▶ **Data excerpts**
++++++++++++++++++++
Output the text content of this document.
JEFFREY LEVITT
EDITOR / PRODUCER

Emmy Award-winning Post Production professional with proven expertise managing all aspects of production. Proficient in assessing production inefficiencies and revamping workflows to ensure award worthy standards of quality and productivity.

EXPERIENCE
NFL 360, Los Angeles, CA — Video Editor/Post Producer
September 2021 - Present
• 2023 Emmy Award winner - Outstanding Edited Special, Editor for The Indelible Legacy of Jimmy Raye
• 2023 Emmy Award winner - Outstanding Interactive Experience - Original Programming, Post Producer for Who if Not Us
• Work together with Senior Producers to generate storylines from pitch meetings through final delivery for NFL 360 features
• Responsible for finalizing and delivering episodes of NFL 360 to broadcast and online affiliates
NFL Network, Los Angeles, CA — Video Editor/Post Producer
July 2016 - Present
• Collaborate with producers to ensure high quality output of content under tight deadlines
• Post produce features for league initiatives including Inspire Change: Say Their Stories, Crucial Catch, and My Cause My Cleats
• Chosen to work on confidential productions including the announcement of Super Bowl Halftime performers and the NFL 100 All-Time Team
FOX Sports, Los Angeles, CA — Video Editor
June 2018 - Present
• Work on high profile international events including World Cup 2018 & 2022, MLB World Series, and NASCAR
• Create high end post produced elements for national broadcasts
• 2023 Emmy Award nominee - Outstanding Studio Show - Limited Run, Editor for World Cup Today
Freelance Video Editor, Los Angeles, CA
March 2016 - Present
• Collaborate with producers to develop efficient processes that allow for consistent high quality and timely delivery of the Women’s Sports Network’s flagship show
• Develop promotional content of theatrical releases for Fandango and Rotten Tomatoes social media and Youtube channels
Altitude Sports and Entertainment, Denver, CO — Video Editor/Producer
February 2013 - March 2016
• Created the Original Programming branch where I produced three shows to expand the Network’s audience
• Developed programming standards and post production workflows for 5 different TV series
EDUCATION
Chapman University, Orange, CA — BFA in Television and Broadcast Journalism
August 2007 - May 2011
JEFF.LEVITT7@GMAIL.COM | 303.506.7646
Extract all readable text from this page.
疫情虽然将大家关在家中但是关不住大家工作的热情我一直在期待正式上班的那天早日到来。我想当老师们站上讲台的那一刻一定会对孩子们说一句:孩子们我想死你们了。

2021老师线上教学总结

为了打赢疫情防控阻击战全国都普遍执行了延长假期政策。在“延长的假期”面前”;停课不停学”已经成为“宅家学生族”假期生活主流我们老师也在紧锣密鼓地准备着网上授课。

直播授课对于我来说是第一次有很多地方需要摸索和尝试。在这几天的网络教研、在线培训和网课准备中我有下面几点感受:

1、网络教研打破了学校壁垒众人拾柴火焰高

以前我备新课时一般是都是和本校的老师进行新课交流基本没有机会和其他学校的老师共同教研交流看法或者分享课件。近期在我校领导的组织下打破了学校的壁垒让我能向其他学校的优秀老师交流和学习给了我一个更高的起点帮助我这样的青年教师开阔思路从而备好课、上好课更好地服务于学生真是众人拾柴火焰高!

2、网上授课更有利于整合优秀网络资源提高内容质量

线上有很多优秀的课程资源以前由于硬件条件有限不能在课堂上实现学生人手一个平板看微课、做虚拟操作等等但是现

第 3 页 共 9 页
++++++++++++++++++++
▶ **Set problem**
Emit the full listing verbatim.

▶ **Result**
Output the text content of this document.
JEFFREY LEVITT
EDITOR / PRODUCER

Emmy Award-winning Post Production professional with proven expertise managing all aspects of production. Proficient in assessing production inefficiencies and revamping workflows to ensure award worthy standards of quality and productivity.

EXPERIENCE
NFL 360, Los Angeles, CA — Video Editor/Post Producer
September 2021 - Present
• 2023 Emmy Award winner - Outstanding Edited Special, Editor for The Indelible Legacy of Jimmy Raye
• 2023 Emmy Award winner - Outstanding Interactive Experience - Original Programming, Post Producer for Who if Not Us
• Work together with Senior Producers to generate storylines from pitch meetings through final delivery for NFL 360 features
• Responsible for finalizing and delivering episodes of NFL 360 to broadcast and online affiliates
NFL Network, Los Angeles, CA — Video Editor/Post Producer
July 2016 - Present
• Collaborate with producers to ensure high quality output of content under tight deadlines
• Post produce features for league initiatives including Inspire Change: Say Their Stories, Crucial Catch, and My Cause My Cleats
• Chosen to work on confidential productions including the announcement of Super Bowl Halftime performers and the NFL 100 All-Time Team
FOX Sports, Los Angeles, CA — Video Editor
June 2018 - Present
• Work on high profile international events including World Cup 2018 & 2022, MLB World Series, and NASCAR
• Create high end post produced elements for national broadcasts
• 2023 Emmy Award nominee - Outstanding Studio Show - Limited Run, Editor for World Cup Today
Freelance Video Editor, Los Angeles, CA
March 2016 - Present
• Collaborate with producers to develop efficient processes that allow for consistent high quality and timely delivery of the Women’s Sports Network’s flagship show
• Develop promotional content of theatrical releases for Fandango and Rotten Tomatoes social media and Youtube channels
Altitude Sports and Entertainment, Denver, CO — Video Editor/Producer
February 2013 - March 2016
• Created the Original Programming branch where I produced three shows to expand the Network’s audience
• Developed programming standards and post production workflows for 5 different TV series
EDUCATION
Chapman University, Orange, CA — BFA in Television and Broadcast Journalism
August 2007 - May 2011
JEFF.LEVITT7@GMAIL.COM | 303.506.7646
Extract all readable text from this page.
疫情虽然将大家关在家中但是关不住大家工作的热情我一直在期待正式上班的那天早日到来。我想当老师们站上讲台的那一刻一定会对孩子们说一句:孩子们我想死你们了。

2021老师线上教学总结

为了打赢疫情防控阻击战全国都普遍执行了延长假期政策。在“延长的假期”面前”;停课不停学”已经成为“宅家学生族”假期生活主流我们老师也在紧锣密鼓地准备着网上授课。

直播授课对于我来说是第一次有很多地方需要摸索和尝试。在这几天的网络教研、在线培训和网课准备中我有下面几点感受:

1、网络教研打破了学校壁垒众人拾柴火焰高

以前我备新课时一般是都是和本校的老师进行新课交流基本没有机会和其他学校的老师共同教研交流看法或者分享课件。近期在我校领导的组织下打破了学校的壁垒让我能向其他学校的优秀老师交流和学习给了我一个更高的起点帮助我这样的青年教师开阔思路从而备好课、上好课更好地服务于学生真是众人拾柴火焰高!

2、网上授课更有利于整合优秀网络资源提高内容质量

线上有很多优秀的课程资源以前由于硬件条件有限不能在课堂上实现学生人手一个平板看微课、做虚拟操作等等但是现

第 3 页 共 9 页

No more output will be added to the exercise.